>> START SOURCE RECORDS

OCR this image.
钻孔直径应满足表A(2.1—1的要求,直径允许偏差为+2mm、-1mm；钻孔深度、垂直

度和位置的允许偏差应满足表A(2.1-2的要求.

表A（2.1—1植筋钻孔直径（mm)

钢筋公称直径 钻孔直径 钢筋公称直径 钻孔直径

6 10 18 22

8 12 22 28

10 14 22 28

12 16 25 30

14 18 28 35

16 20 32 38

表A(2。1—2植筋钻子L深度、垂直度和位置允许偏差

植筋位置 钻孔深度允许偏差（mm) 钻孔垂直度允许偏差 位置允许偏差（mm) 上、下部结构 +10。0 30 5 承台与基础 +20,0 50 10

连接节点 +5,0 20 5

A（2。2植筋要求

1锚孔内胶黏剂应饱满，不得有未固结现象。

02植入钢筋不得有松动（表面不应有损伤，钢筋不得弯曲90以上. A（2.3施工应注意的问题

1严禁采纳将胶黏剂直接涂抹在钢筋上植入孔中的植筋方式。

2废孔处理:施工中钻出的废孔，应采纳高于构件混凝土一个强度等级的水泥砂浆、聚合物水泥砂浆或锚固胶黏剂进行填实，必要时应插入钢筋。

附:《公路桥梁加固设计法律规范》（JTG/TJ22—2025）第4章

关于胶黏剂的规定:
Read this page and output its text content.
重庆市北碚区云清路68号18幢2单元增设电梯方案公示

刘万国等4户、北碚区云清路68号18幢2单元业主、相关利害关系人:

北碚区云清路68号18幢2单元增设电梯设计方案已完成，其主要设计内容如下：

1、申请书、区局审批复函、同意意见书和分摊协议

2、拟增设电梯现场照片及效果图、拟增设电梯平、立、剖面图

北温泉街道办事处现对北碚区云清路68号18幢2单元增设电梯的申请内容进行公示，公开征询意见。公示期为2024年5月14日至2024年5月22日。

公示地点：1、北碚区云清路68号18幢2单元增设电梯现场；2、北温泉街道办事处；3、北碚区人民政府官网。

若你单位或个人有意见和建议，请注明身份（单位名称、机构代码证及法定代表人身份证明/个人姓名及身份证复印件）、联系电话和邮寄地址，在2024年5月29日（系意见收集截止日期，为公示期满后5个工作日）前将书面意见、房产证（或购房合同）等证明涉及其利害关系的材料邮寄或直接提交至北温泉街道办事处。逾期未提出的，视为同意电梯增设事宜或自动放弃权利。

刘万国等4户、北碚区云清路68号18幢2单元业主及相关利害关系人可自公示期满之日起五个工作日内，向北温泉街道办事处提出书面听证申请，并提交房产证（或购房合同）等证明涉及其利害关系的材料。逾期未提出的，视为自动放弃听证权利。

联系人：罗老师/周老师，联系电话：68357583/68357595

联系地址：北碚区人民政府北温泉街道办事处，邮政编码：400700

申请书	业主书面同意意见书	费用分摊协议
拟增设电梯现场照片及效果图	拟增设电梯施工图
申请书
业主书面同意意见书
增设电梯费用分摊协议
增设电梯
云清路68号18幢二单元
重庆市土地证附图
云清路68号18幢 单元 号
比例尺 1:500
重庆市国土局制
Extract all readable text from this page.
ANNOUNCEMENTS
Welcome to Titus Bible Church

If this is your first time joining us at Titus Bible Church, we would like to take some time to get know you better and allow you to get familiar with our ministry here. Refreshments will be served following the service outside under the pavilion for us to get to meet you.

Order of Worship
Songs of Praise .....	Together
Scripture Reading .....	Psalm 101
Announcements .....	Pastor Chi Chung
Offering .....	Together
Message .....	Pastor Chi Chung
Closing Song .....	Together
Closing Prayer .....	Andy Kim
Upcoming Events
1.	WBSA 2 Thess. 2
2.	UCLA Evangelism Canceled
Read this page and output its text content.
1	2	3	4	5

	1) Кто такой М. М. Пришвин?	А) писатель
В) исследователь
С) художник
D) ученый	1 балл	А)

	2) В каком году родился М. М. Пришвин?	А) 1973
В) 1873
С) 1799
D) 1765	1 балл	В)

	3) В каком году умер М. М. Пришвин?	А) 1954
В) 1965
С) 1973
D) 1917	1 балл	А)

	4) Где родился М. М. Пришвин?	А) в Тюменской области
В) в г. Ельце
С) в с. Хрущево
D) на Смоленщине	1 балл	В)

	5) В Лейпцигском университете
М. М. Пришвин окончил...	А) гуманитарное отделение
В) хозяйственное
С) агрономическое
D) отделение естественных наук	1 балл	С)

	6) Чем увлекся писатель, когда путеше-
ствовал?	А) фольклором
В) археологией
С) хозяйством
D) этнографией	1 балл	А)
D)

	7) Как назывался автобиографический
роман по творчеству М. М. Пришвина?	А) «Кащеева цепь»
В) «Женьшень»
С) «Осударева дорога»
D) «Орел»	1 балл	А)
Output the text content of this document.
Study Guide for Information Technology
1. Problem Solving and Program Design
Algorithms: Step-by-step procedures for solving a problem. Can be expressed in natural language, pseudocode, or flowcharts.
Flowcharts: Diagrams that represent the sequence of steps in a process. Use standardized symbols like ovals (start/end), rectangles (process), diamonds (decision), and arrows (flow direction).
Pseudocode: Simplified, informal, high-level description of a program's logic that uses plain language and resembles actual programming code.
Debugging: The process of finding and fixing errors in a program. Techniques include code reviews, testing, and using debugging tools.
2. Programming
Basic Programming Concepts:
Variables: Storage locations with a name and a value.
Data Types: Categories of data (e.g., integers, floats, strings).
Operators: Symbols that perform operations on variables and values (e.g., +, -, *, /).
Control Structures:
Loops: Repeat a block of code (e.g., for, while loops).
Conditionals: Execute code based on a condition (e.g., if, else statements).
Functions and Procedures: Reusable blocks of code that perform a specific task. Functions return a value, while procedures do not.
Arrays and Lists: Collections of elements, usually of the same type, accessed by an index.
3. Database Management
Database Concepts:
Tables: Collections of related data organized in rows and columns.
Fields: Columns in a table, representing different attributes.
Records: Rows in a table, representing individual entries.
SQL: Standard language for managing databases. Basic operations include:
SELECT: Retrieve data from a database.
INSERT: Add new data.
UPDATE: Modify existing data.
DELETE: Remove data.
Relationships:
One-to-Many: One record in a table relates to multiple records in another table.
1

>> END SOURCE RECORDS

-- DIRECTIONS --
Give back all the data exactly as written.

-- RESPONSE BELOW --
OCR this image.
钻孔直径应满足表A(2.1—1的要求,直径允许偏差为+2mm、-1mm；钻孔深度、垂直

度和位置的允许偏差应满足表A(2.1-2的要求.

表A（2.1—1植筋钻孔直径（mm)

钢筋公称直径 钻孔直径 钢筋公称直径 钻孔直径

6 10 18 22

8 12 22 28

10 14 22 28

12 16 25 30

14 18 28 35

16 20 32 38

表A(2。1—2植筋钻子L深度、垂直度和位置允许偏差

植筋位置 钻孔深度允许偏差（mm) 钻孔垂直度允许偏差 位置允许偏差（mm) 上、下部结构 +10。0 30 5 承台与基础 +20,0 50 10

连接节点 +5,0 20 5

A（2。2植筋要求

1锚孔内胶黏剂应饱满，不得有未固结现象。

02植入钢筋不得有松动（表面不应有损伤，钢筋不得弯曲90以上. A（2.3施工应注意的问题

1严禁采纳将胶黏剂直接涂抹在钢筋上植入孔中的植筋方式。

2废孔处理:施工中钻出的废孔，应采纳高于构件混凝土一个强度等级的水泥砂浆、聚合物水泥砂浆或锚固胶黏剂进行填实，必要时应插入钢筋。

附:《公路桥梁加固设计法律规范》（JTG/TJ22—2025）第4章

关于胶黏剂的规定:
Read this page and output its text content.
重庆市北碚区云清路68号18幢2单元增设电梯方案公示

刘万国等4户、北碚区云清路68号18幢2单元业主、相关利害关系人:

北碚区云清路68号18幢2单元增设电梯设计方案已完成，其主要设计内容如下：

1、申请书、区局审批复函、同意意见书和分摊协议

2、拟增设电梯现场照片及效果图、拟增设电梯平、立、剖面图

北温泉街道办事处现对北碚区云清路68号18幢2单元增设电梯的申请内容进行公示，公开征询意见。公示期为2024年5月14日至2024年5月22日。

公示地点：1、北碚区云清路68号18幢2单元增设电梯现场；2、北温泉街道办事处；3、北碚区人民政府官网。

若你单位或个人有意见和建议，请注明身份（单位名称、机构代码证及法定代表人身份证明/个人姓名及身份证复印件）、联系电话和邮寄地址，在2024年5月29日（系意见收集截止日期，为公示期满后5个工作日）前将书面意见、房产证（或购房合同）等证明涉及其利害关系的材料邮寄或直接提交至北温泉街道办事处。逾期未提出的，视为同意电梯增设事宜或自动放弃权利。

刘万国等4户、北碚区云清路68号18幢2单元业主及相关利害关系人可自公示期满之日起五个工作日内，向北温泉街道办事处提出书面听证申请，并提交房产证（或购房合同）等证明涉及其利害关系的材料。逾期未提出的，视为自动放弃听证权利。

联系人：罗老师/周老师，联系电话：68357583/68357595

联系地址：北碚区人民政府北温泉街道办事处，邮政编码：400700

申请书	业主书面同意意见书	费用分摊协议
拟增设电梯现场照片及效果图	拟增设电梯施工图
申请书
业主书面同意意见书
增设电梯费用分摊协议
增设电梯
云清路68号18幢二单元
重庆市土地证附图
云清路68号18幢 单元 号
比例尺 1:500
重庆市国土局制
Extract all readable text from this page.
ANNOUNCEMENTS
Welcome to Titus Bible Church

If this is your first time joining us at Titus Bible Church, we would like to take some time to get know you better and allow you to get familiar with our ministry here. Refreshments will be served following the service outside under the pavilion for us to get to meet you.

Order of Worship
Songs of Praise .....	Together
Scripture Reading .....	Psalm 101
Announcements .....	Pastor Chi Chung
Offering .....	Together
Message .....	Pastor Chi Chung
Closing Song .....	Together
Closing Prayer .....	Andy Kim
Upcoming Events
1.	WBSA 2 Thess. 2
2.	UCLA Evangelism Canceled
Read this page and output its text content.
1	2	3	4	5

	1) Кто такой М. М. Пришвин?	А) писатель
В) исследователь
С) художник
D) ученый	1 балл	А)

	2) В каком году родился М. М. Пришвин?	А) 1973
В) 1873
С) 1799
D) 1765	1 балл	В)

	3) В каком году умер М. М. Пришвин?	А) 1954
В) 1965
С) 1973
D) 1917	1 балл	А)

	4) Где родился М. М. Пришвин?	А) в Тюменской области
В) в г. Ельце
С) в с. Хрущево
D) на Смоленщине	1 балл	В)

	5) В Лейпцигском университете
М. М. Пришвин окончил...	А) гуманитарное отделение
В) хозяйственное
С) агрономическое
D) отделение естественных наук	1 балл	С)

	6) Чем увлекся писатель, когда путеше-
ствовал?	А) фольклором
В) археологией
С) хозяйством
D) этнографией	1 балл	А)
D)

	7) Как назывался автобиографический
роман по творчеству М. М. Пришвина?	А) «Кащеева цепь»
В) «Женьшень»
С) «Осударева дорога»
D) «Орел»	1 балл	А)
Output the text content of this document.
Study Guide for Information Technology
1. Problem Solving and Program Design
Algorithms: Step-by-step procedures for solving a problem. Can be expressed in natural language, pseudocode, or flowcharts.
Flowcharts: Diagrams that represent the sequence of steps in a process. Use standardized symbols like ovals (start/end), rectangles (process), diamonds (decision), and arrows (flow direction).
Pseudocode: Simplified, informal, high-level description of a program's logic that uses plain language and resembles actual programming code.
Debugging: The process of finding and fixing errors in a program. Techniques include code reviews, testing, and using debugging tools.
2. Programming
Basic Programming Concepts:
Variables: Storage locations with a name and a value.
Data Types: Categories of data (e.g., integers, floats, strings).
Operators: Symbols that perform operations on variables and values (e.g., +, -, *, /).
Control Structures:
Loops: Repeat a block of code (e.g., for, while loops).
Conditionals: Execute code based on a condition (e.g., if, else statements).
Functions and Procedures: Reusable blocks of code that perform a specific task. Functions return a value, while procedures do not.
Arrays and Lists: Collections of elements, usually of the same type, accessed by an index.
3. Database Management
Database Concepts:
Tables: Collections of related data organized in rows and columns.
Fields: Columns in a table, representing different attributes.
Records: Rows in a table, representing individual entries.
SQL: Standard language for managing databases. Basic operations include:
SELECT: Retrieve data from a database.
INSERT: Add new data.
UPDATE: Modify existing data.
DELETE: Remove data.
Relationships:
One-to-Many: One record in a table relates to multiple records in another table.
1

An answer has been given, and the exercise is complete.